## Given problem
Go through the lines below and copy each one that holds the string "title".

==== Source material ====

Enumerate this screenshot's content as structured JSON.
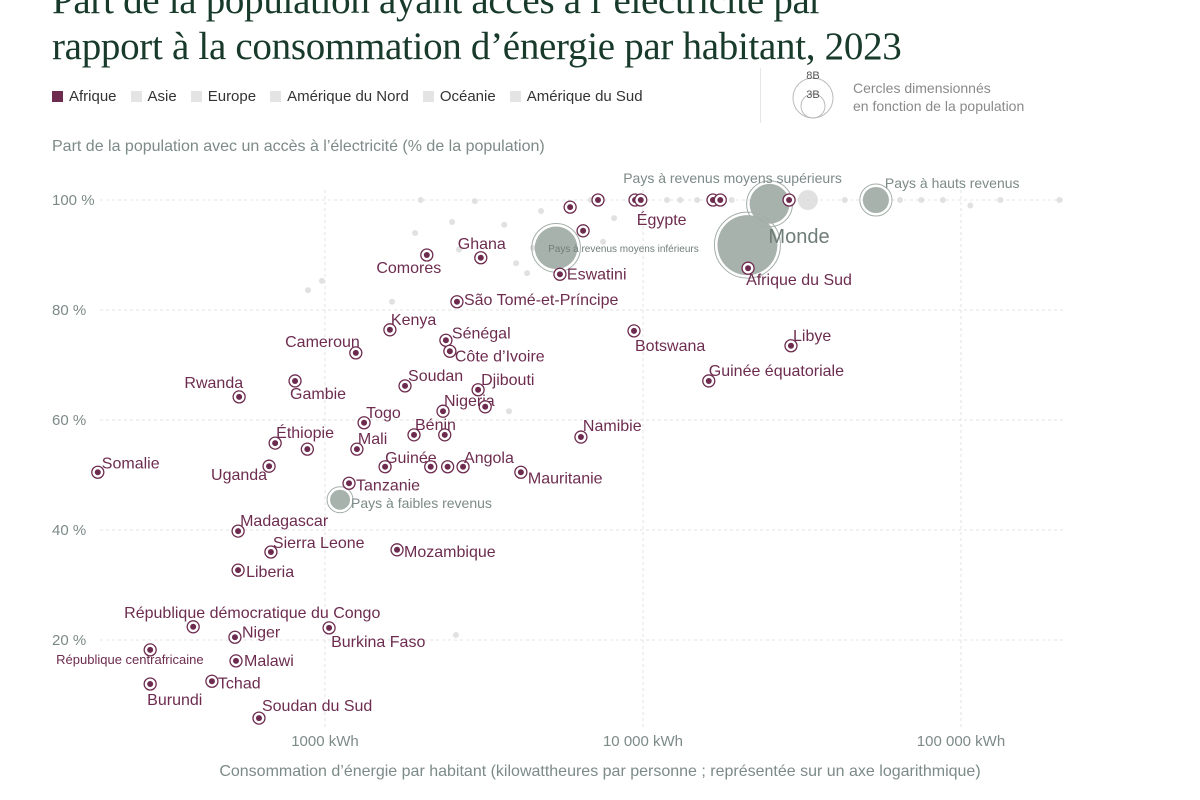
{
  "title": {
    "line1": "Part de la population ayant accès à l’électricité par",
    "line2": "rapport à la consommation d’énergie par habitant, 2023"
  },
  "legend": {
    "items": [
      {
        "label": "Afrique",
        "color": "#6d2c4f"
      },
      {
        "label": "Asie",
        "color": "#e4e4e4"
      },
      {
        "label": "Europe",
        "color": "#e4e4e4"
      },
      {
        "label": "Amérique du Nord",
        "color": "#e4e4e4"
      },
      {
        "label": "Océanie",
        "color": "#e4e4e4"
      },
      {
        "label": "Amérique du Sud",
        "color": "#e4e4e4"
      }
    ],
    "size_key": {
      "large": "8B",
      "small": "3B",
      "note_line1": "Cercles dimensionnés",
      "note_line2": "en fonction de la population"
    }
  },
  "colors": {
    "africa": "#6d2c4f",
    "other": "#dcdcdc",
    "aggregate": "#a3aea9",
    "axis_text": "#7c8a88",
    "title": "#173a2b"
  },
  "chart_data": {
    "type": "scatter",
    "title": "Part de la population ayant accès à l’électricité par rapport à la consommation d’énergie par habitant, 2023",
    "ylabel": "Part de la population avec un accès à l’électricité (% de la population)",
    "xlabel": "Consommation d’énergie par habitant (kilowattheures par personne ; représentée sur un axe logarithmique)",
    "x_scale": "log",
    "xlim": [
      180,
      215000
    ],
    "ylim": [
      0,
      100
    ],
    "x_ticks": [
      {
        "value": 1000,
        "label": "1000 kWh"
      },
      {
        "value": 10000,
        "label": "10 000 kWh"
      },
      {
        "value": 100000,
        "label": "100 000 kWh"
      }
    ],
    "y_ticks": [
      {
        "value": 20,
        "label": "20 %"
      },
      {
        "value": 40,
        "label": "40 %"
      },
      {
        "value": 60,
        "label": "60 %"
      },
      {
        "value": 80,
        "label": "80 %"
      },
      {
        "value": 100,
        "label": "100 %"
      }
    ],
    "grid": true,
    "africa": [
      {
        "name": "Somalie",
        "x": 193,
        "y": 50.5
      },
      {
        "name": "Uganda",
        "x": 667,
        "y": 51.6
      },
      {
        "name": "Rwanda",
        "x": 537,
        "y": 64.2
      },
      {
        "name": "Gambie",
        "x": 805,
        "y": 67.1
      },
      {
        "name": "Cameroun",
        "x": 1250,
        "y": 72.2
      },
      {
        "name": "Éthiopie",
        "x": 697,
        "y": 55.8
      },
      {
        "name": "",
        "x": 880,
        "y": 54.7
      },
      {
        "name": "Togo",
        "x": 1327,
        "y": 59.5
      },
      {
        "name": "Mali",
        "x": 1260,
        "y": 54.7
      },
      {
        "name": "Kenya",
        "x": 1600,
        "y": 76.4
      },
      {
        "name": "Soudan",
        "x": 1785,
        "y": 66.2
      },
      {
        "name": "Guinée",
        "x": 1545,
        "y": 51.5
      },
      {
        "name": "Tanzanie",
        "x": 1190,
        "y": 48.5
      },
      {
        "name": "Bénin",
        "x": 1905,
        "y": 57.3
      },
      {
        "name": "Nigeria",
        "x": 2350,
        "y": 61.6
      },
      {
        "name": "",
        "x": 2380,
        "y": 57.3
      },
      {
        "name": "",
        "x": 2150,
        "y": 51.5
      },
      {
        "name": "",
        "x": 2430,
        "y": 51.5
      },
      {
        "name": "Angola",
        "x": 2717,
        "y": 51.5
      },
      {
        "name": "Djibouti",
        "x": 3030,
        "y": 65.5
      },
      {
        "name": "",
        "x": 3190,
        "y": 62.4
      },
      {
        "name": "Sénégal",
        "x": 2400,
        "y": 74.5
      },
      {
        "name": "Côte d’Ivoire",
        "x": 2470,
        "y": 72.5
      },
      {
        "name": "São Tomé-et-Príncipe",
        "x": 2600,
        "y": 81.5
      },
      {
        "name": "Ghana",
        "x": 3090,
        "y": 89.5
      },
      {
        "name": "Comores",
        "x": 2090,
        "y": 90
      },
      {
        "name": "Eswatini",
        "x": 5480,
        "y": 86.5
      },
      {
        "name": "",
        "x": 5900,
        "y": 98.7
      },
      {
        "name": "",
        "x": 6480,
        "y": 94.4
      },
      {
        "name": "",
        "x": 7220,
        "y": 100
      },
      {
        "name": "",
        "x": 9440,
        "y": 100
      },
      {
        "name": "Égypte",
        "x": 9840,
        "y": 100
      },
      {
        "name": "",
        "x": 16600,
        "y": 100
      },
      {
        "name": "",
        "x": 17500,
        "y": 100
      },
      {
        "name": "",
        "x": 28800,
        "y": 100
      },
      {
        "name": "Afrique du Sud",
        "x": 21400,
        "y": 87.6
      },
      {
        "name": "Botswana",
        "x": 9370,
        "y": 76.2
      },
      {
        "name": "Libye",
        "x": 29200,
        "y": 73.5
      },
      {
        "name": "Guinée équatoriale",
        "x": 16100,
        "y": 67.1
      },
      {
        "name": "Namibie",
        "x": 6380,
        "y": 56.9
      },
      {
        "name": "Mauritanie",
        "x": 4130,
        "y": 50.5
      },
      {
        "name": "Mozambique",
        "x": 1685,
        "y": 36.4
      },
      {
        "name": "Madagascar",
        "x": 533,
        "y": 39.8
      },
      {
        "name": "Sierra Leone",
        "x": 676,
        "y": 36
      },
      {
        "name": "Liberia",
        "x": 533,
        "y": 32.7
      },
      {
        "name": "République démocratique du Congo",
        "x": 385,
        "y": 22.4
      },
      {
        "name": "Niger",
        "x": 521,
        "y": 20.5
      },
      {
        "name": "Burkina Faso",
        "x": 1030,
        "y": 22.2
      },
      {
        "name": "République centrafricaine",
        "x": 282,
        "y": 18.2
      },
      {
        "name": "Malawi",
        "x": 525,
        "y": 16.2
      },
      {
        "name": "Tchad",
        "x": 441,
        "y": 12.5
      },
      {
        "name": "Burundi",
        "x": 282,
        "y": 12
      },
      {
        "name": "Soudan du Sud",
        "x": 620,
        "y": 5.8
      }
    ],
    "aggregates": [
      {
        "name": "Pays à faibles revenus",
        "x": 1115,
        "y": 45.5,
        "population_b": 0.7
      },
      {
        "name": "Pays à revenus moyens inférieurs",
        "x": 5330,
        "y": 91.3,
        "population_b": 3.2
      },
      {
        "name": "Pays à revenus moyens supérieurs",
        "x": 25000,
        "y": 99.3,
        "population_b": 2.8
      },
      {
        "name": "Pays à hauts revenus",
        "x": 54000,
        "y": 100,
        "population_b": 1.2
      },
      {
        "name": "Monde",
        "x": 21300,
        "y": 91.8,
        "population_b": 8.1
      }
    ],
    "other_countries": [
      {
        "x": 884,
        "y": 83.6
      },
      {
        "x": 978,
        "y": 85.3
      },
      {
        "x": 1625,
        "y": 81.5
      },
      {
        "x": 1920,
        "y": 94
      },
      {
        "x": 2000,
        "y": 100
      },
      {
        "x": 2510,
        "y": 96
      },
      {
        "x": 2640,
        "y": 91
      },
      {
        "x": 2960,
        "y": 99.8
      },
      {
        "x": 3660,
        "y": 95.5
      },
      {
        "x": 3990,
        "y": 88.5
      },
      {
        "x": 4320,
        "y": 86.7
      },
      {
        "x": 4510,
        "y": 91.3
      },
      {
        "x": 4780,
        "y": 98
      },
      {
        "x": 6860,
        "y": 100
      },
      {
        "x": 7490,
        "y": 92.4
      },
      {
        "x": 8110,
        "y": 96.7
      },
      {
        "x": 11900,
        "y": 100
      },
      {
        "x": 13100,
        "y": 100
      },
      {
        "x": 14800,
        "y": 100
      },
      {
        "x": 19000,
        "y": 100
      },
      {
        "x": 33000,
        "y": 100
      },
      {
        "x": 43100,
        "y": 100
      },
      {
        "x": 64300,
        "y": 100
      },
      {
        "x": 75000,
        "y": 100
      },
      {
        "x": 87700,
        "y": 100
      },
      {
        "x": 107000,
        "y": 99
      },
      {
        "x": 133000,
        "y": 100
      },
      {
        "x": 204000,
        "y": 100
      },
      {
        "x": 2580,
        "y": 20.9
      },
      {
        "x": 3790,
        "y": 61.6
      }
    ]
  }
}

====

## Solution for this exercise
  "title": {
    "title": "#173a2b"
    "title": "Part de la population ayant accès à l’électricité par rapport à la consommation d’énergie par habitant, 2023",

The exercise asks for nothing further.